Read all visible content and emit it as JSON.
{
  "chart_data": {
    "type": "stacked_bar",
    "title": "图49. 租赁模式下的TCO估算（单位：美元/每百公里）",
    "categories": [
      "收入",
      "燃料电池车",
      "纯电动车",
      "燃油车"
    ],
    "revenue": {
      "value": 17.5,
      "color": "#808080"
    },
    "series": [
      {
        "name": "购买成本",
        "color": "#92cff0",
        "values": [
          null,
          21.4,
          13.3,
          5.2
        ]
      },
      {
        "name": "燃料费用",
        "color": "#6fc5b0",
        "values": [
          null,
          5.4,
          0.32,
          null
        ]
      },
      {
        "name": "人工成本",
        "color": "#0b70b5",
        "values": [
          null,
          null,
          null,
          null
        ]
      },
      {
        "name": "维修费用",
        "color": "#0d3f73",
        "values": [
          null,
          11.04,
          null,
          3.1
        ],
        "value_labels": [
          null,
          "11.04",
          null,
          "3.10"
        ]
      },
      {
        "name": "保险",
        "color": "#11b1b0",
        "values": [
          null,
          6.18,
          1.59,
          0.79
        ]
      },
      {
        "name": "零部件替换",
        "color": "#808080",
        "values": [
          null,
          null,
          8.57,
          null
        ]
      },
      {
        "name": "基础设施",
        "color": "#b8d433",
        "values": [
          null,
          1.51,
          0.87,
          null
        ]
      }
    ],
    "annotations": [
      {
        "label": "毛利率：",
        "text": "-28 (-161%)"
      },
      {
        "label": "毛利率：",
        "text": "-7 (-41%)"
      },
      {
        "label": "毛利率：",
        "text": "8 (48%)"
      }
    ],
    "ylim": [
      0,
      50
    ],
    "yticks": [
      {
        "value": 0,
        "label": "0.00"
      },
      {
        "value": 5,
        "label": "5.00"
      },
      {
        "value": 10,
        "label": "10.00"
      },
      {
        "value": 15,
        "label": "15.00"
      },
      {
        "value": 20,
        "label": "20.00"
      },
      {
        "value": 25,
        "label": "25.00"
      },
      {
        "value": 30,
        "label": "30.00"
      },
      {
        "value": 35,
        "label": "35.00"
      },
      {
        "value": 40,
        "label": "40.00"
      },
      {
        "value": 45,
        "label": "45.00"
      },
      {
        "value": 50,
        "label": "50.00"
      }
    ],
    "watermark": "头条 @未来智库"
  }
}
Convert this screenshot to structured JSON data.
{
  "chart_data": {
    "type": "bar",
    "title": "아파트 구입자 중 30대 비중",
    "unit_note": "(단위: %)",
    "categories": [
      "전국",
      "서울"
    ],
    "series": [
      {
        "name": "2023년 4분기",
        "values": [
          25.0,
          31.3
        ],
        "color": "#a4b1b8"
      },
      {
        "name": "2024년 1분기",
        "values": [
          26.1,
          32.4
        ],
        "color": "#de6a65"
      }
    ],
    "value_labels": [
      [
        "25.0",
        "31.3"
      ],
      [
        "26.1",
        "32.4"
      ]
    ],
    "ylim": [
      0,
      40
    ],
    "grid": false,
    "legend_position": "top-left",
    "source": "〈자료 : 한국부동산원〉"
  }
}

══════════════════════════════

**WORK TO COMPLETE**
Set down every record above exactly as given.

**SOLUTION FOR THIS EXERCISE**
Read all visible content and emit it as JSON.
{
  "chart_data": {
    "type": "stacked_bar",
    "title": "图49. 租赁模式下的TCO估算（单位：美元/每百公里）",
    "categories": [
      "收入",
      "燃料电池车",
      "纯电动车",
      "燃油车"
    ],
    "revenue": {
      "value": 17.5,
      "color": "#808080"
    },
    "series": [
      {
        "name": "购买成本",
        "color": "#92cff0",
        "values": [
          null,
          21.4,
          13.3,
          5.2
        ]
      },
      {
        "name": "燃料费用",
        "color": "#6fc5b0",
        "values": [
          null,
          5.4,
          0.32,
          null
        ]
      },
      {
        "name": "人工成本",
        "color": "#0b70b5",
        "values": [
          null,
          null,
          null,
          null
        ]
      },
      {
        "name": "维修费用",
        "color": "#0d3f73",
        "values": [
          null,
          11.04,
          null,
          3.1
        ],
        "value_labels": [
          null,
          "11.04",
          null,
          "3.10"
        ]
      },
      {
        "name": "保险",
        "color": "#11b1b0",
        "values": [
          null,
          6.18,
          1.59,
          0.79
        ]
      },
      {
        "name": "零部件替换",
        "color": "#808080",
        "values": [
          null,
          null,
          8.57,
          null
        ]
      },
      {
        "name": "基础设施",
        "color": "#b8d433",
        "values": [
          null,
          1.51,
          0.87,
          null
        ]
      }
    ],
    "annotations": [
      {
        "label": "毛利率：",
        "text": "-28 (-161%)"
      },
      {
        "label": "毛利率：",
        "text": "-7 (-41%)"
      },
      {
        "label": "毛利率：",
        "text": "8 (48%)"
      }
    ],
    "ylim": [
      0,
      50
    ],
    "yticks": [
      {
        "value": 0,
        "label": "0.00"
      },
      {
        "value": 5,
        "label": "5.00"
      },
      {
        "value": 10,
        "label": "10.00"
      },
      {
        "value": 15,
        "label": "15.00"
      },
      {
        "value": 20,
        "label": "20.00"
      },
      {
        "value": 25,
        "label": "25.00"
      },
      {
        "value": 30,
        "label": "30.00"
      },
      {
        "value": 35,
        "label": "35.00"
      },
      {
        "value": 40,
        "label": "40.00"
      },
      {
        "value": 45,
        "label": "45.00"
      },
      {
        "value": 50,
        "label": "50.00"
      }
    ],
    "watermark": "头条 @未来智库"
  }
}
Convert this screenshot to structured JSON data.
{
  "chart_data": {
    "type": "bar",
    "title": "아파트 구입자 중 30대 비중",
    "unit_note": "(단위: %)",
    "categories": [
      "전국",
      "서울"
    ],
    "series": [
      {
        "name": "2023년 4분기",
        "values": [
          25.0,
          31.3
        ],
        "color": "#a4b1b8"
      },
      {
        "name": "2024년 1분기",
        "values": [
          26.1,
          32.4
        ],
        "color": "#de6a65"
      }
    ],
    "value_labels": [
      [
        "25.0",
        "31.3"
      ],
      [
        "26.1",
        "32.4"
      ]
    ],
    "ylim": [
      0,
      40
    ],
    "grid": false,
    "legend_position": "top-left",
    "source": "〈자료 : 한국부동산원〉"
  }
}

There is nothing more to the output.